→ PROBLEM DESCRIPTION:
Scan the data for "turystyczna" and copy the lines it appears in.

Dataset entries
──────────────────────────────

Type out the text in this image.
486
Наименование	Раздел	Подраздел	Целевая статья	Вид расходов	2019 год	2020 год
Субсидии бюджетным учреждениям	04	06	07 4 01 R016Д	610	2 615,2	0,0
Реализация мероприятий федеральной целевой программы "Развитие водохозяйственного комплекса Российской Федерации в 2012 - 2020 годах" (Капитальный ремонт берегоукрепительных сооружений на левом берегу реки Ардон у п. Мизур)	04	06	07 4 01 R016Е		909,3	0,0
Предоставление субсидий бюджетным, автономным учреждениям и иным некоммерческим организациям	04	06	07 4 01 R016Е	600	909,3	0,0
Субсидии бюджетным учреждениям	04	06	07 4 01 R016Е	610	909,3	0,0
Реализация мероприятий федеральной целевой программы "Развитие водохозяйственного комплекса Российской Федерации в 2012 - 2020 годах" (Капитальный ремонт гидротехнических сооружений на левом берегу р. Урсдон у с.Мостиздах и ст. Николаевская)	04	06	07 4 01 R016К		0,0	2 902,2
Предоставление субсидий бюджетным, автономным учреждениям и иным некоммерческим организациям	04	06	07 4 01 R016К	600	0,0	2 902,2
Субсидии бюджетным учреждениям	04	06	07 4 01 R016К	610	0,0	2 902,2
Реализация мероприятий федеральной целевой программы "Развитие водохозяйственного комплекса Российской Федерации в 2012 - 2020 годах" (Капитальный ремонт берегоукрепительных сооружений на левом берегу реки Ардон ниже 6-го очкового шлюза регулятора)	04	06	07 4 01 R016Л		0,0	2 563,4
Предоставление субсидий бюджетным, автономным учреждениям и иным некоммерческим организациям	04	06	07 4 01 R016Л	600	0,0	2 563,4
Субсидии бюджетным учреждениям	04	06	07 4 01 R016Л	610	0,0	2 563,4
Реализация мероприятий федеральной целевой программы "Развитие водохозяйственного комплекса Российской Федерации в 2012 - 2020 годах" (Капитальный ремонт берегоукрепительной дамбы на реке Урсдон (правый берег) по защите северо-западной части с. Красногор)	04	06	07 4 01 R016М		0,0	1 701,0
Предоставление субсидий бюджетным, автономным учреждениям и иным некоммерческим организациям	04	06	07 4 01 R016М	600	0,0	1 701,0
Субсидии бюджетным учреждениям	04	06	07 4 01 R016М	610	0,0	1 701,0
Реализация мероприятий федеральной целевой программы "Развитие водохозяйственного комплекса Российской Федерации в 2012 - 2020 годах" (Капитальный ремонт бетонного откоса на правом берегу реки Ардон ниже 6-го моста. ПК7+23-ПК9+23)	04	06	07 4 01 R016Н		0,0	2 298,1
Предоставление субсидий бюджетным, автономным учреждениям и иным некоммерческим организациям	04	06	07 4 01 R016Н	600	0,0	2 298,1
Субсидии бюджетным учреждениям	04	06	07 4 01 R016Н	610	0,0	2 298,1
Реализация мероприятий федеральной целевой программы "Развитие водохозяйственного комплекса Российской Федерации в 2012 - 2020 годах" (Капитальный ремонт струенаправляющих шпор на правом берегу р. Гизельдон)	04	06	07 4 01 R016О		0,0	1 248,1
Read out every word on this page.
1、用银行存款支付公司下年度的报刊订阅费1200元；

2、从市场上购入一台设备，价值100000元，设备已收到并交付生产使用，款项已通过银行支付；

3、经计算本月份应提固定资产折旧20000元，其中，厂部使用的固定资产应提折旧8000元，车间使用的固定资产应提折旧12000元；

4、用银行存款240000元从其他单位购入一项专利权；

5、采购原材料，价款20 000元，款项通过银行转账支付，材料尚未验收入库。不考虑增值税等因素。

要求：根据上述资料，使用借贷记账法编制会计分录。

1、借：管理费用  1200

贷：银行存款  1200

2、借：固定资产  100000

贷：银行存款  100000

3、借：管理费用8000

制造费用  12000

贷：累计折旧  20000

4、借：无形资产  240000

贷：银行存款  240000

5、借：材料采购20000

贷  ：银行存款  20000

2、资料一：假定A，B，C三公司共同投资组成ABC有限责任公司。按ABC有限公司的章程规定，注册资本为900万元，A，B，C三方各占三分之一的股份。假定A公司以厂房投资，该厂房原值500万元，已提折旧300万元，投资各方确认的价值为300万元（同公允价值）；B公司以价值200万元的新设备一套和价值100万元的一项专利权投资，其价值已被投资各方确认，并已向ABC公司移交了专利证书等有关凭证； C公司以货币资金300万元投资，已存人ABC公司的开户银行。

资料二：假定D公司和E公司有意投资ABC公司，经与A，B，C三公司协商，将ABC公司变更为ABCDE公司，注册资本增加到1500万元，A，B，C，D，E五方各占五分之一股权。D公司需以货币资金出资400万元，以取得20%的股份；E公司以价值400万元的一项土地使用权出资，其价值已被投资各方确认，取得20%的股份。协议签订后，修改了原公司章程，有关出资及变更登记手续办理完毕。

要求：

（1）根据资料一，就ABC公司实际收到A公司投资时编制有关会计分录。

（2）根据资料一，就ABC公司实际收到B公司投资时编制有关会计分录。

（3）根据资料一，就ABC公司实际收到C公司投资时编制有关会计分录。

──────────────────────────────

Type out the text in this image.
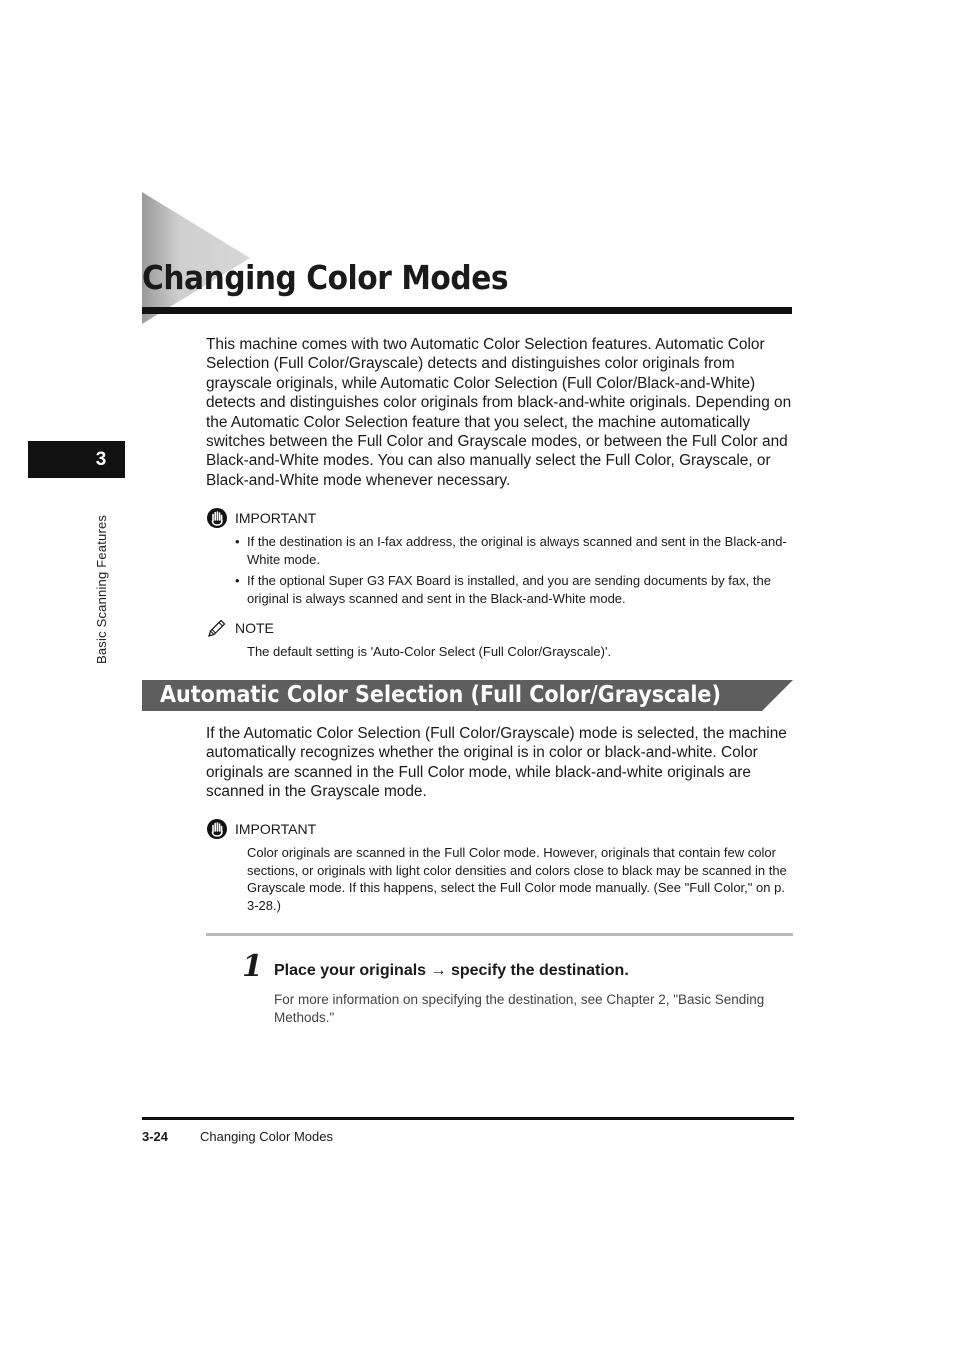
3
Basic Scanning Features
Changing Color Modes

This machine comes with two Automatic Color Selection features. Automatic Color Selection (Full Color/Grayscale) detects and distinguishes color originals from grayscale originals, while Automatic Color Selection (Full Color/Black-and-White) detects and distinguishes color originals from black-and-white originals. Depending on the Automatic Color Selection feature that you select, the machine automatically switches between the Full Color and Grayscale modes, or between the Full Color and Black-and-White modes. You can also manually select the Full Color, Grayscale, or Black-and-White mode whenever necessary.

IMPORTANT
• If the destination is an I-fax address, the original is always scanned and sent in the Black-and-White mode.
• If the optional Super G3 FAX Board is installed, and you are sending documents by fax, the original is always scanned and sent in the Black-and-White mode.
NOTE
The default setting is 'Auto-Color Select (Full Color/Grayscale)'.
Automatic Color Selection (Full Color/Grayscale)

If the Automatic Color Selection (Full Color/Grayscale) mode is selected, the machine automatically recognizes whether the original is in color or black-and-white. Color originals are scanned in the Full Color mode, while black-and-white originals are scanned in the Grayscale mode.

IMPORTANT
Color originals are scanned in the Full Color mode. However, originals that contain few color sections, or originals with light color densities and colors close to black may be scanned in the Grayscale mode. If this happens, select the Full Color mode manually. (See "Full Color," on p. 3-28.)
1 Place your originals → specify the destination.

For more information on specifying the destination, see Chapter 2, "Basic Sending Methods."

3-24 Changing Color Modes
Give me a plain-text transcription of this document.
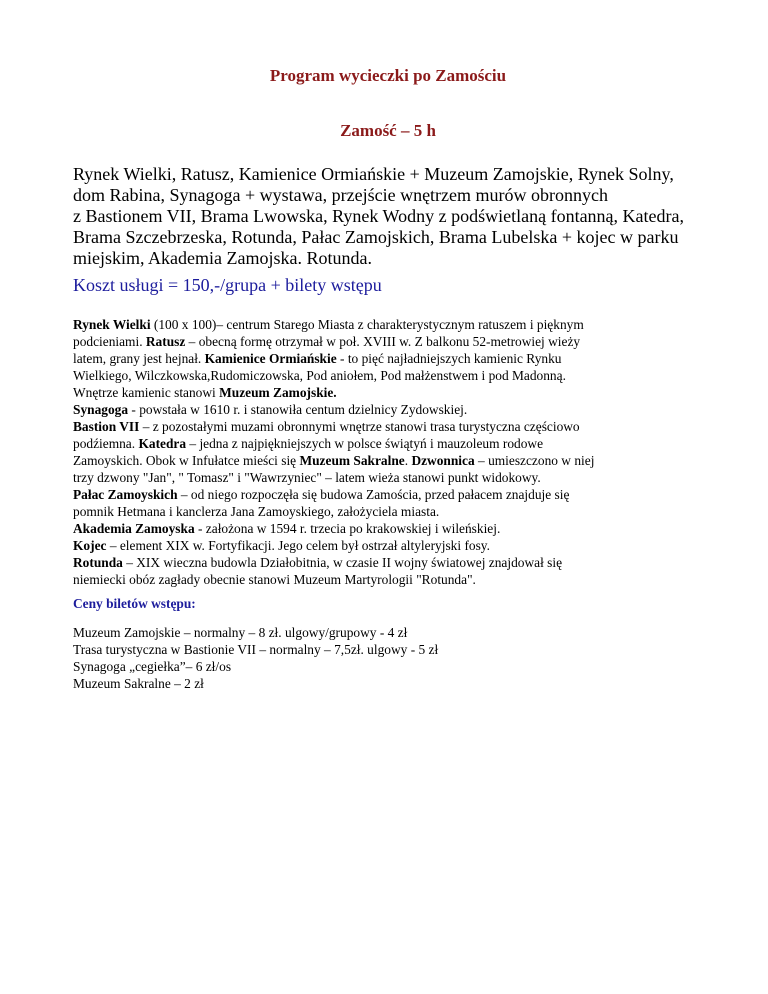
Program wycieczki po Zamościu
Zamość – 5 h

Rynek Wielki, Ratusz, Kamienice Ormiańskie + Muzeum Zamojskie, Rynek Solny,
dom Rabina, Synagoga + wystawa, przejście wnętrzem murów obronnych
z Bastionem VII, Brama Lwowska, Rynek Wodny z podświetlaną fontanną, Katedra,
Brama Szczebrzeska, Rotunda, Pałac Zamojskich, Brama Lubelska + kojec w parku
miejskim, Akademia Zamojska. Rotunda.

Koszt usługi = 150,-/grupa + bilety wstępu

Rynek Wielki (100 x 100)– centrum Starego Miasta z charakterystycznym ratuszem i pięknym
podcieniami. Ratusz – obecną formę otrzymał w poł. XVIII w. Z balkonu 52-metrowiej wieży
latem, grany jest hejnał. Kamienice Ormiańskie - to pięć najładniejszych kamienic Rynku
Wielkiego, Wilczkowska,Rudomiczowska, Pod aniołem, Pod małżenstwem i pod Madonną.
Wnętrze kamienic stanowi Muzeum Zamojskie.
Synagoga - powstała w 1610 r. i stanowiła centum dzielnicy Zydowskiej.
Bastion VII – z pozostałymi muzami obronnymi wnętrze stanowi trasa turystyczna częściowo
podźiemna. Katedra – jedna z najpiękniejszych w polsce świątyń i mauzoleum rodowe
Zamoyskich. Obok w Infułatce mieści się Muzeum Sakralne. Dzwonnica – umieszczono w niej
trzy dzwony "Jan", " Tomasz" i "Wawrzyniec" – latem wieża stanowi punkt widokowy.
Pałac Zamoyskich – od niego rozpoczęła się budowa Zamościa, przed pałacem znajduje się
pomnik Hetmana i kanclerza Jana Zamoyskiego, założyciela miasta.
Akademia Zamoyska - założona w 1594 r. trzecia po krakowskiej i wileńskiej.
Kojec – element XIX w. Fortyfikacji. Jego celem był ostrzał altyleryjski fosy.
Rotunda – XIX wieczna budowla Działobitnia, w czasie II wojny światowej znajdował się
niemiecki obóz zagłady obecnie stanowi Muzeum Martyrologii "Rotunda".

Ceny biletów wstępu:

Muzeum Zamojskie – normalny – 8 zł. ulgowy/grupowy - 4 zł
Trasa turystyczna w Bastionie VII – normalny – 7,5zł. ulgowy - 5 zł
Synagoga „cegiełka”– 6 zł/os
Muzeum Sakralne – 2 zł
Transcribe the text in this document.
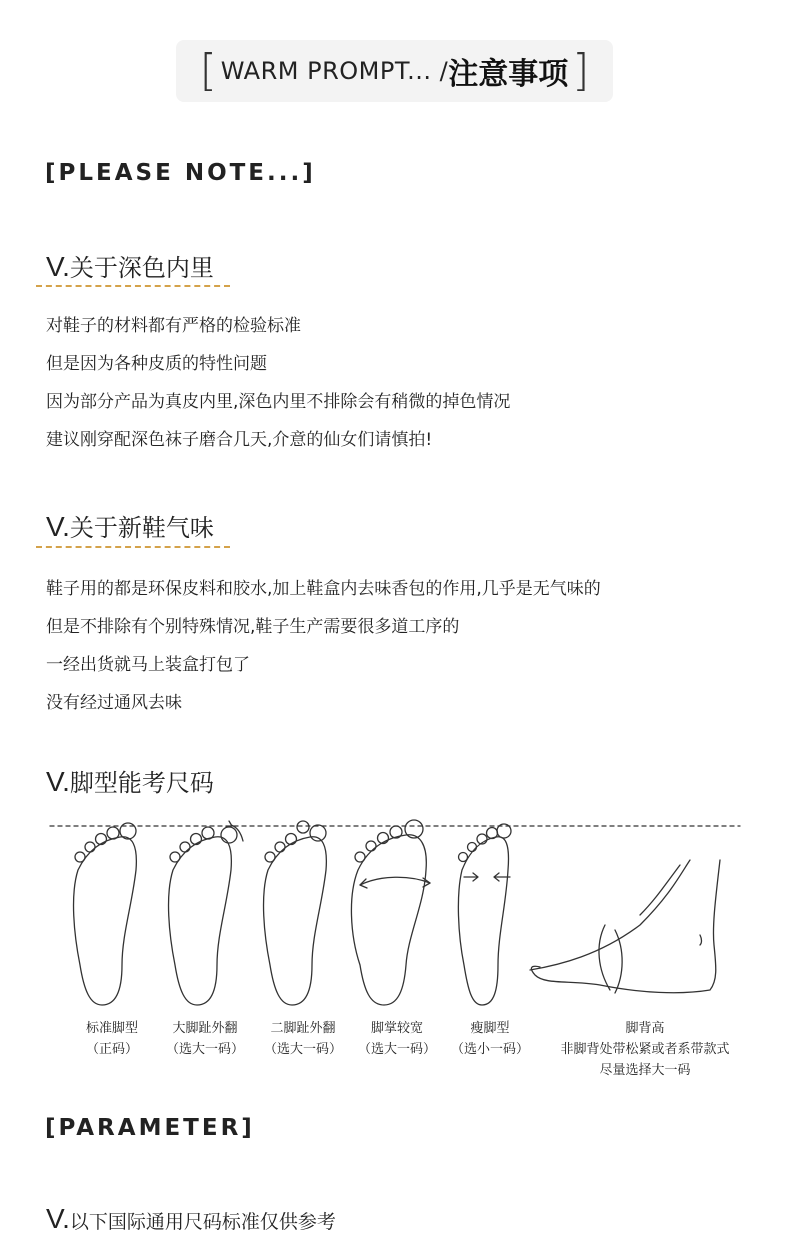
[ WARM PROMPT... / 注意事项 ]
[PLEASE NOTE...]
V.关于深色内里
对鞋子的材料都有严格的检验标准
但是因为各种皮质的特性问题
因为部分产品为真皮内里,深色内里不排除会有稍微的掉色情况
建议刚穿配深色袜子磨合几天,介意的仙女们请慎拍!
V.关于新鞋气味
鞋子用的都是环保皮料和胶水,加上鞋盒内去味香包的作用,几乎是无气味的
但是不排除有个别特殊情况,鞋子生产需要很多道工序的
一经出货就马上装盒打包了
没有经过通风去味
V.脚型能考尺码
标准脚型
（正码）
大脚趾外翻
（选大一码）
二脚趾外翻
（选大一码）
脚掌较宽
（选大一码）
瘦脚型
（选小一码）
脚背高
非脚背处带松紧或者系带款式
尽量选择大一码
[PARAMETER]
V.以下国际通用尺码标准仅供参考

──────────────────────────────

→ WRITTEN RESPONSE:
Bastion VII – z pozostałymi muzami obronnymi wnętrze stanowi trasa turystyczna częściowo
Trasa turystyczna w Bastionie VII – normalny – 7,5zł. ulgowy - 5 zł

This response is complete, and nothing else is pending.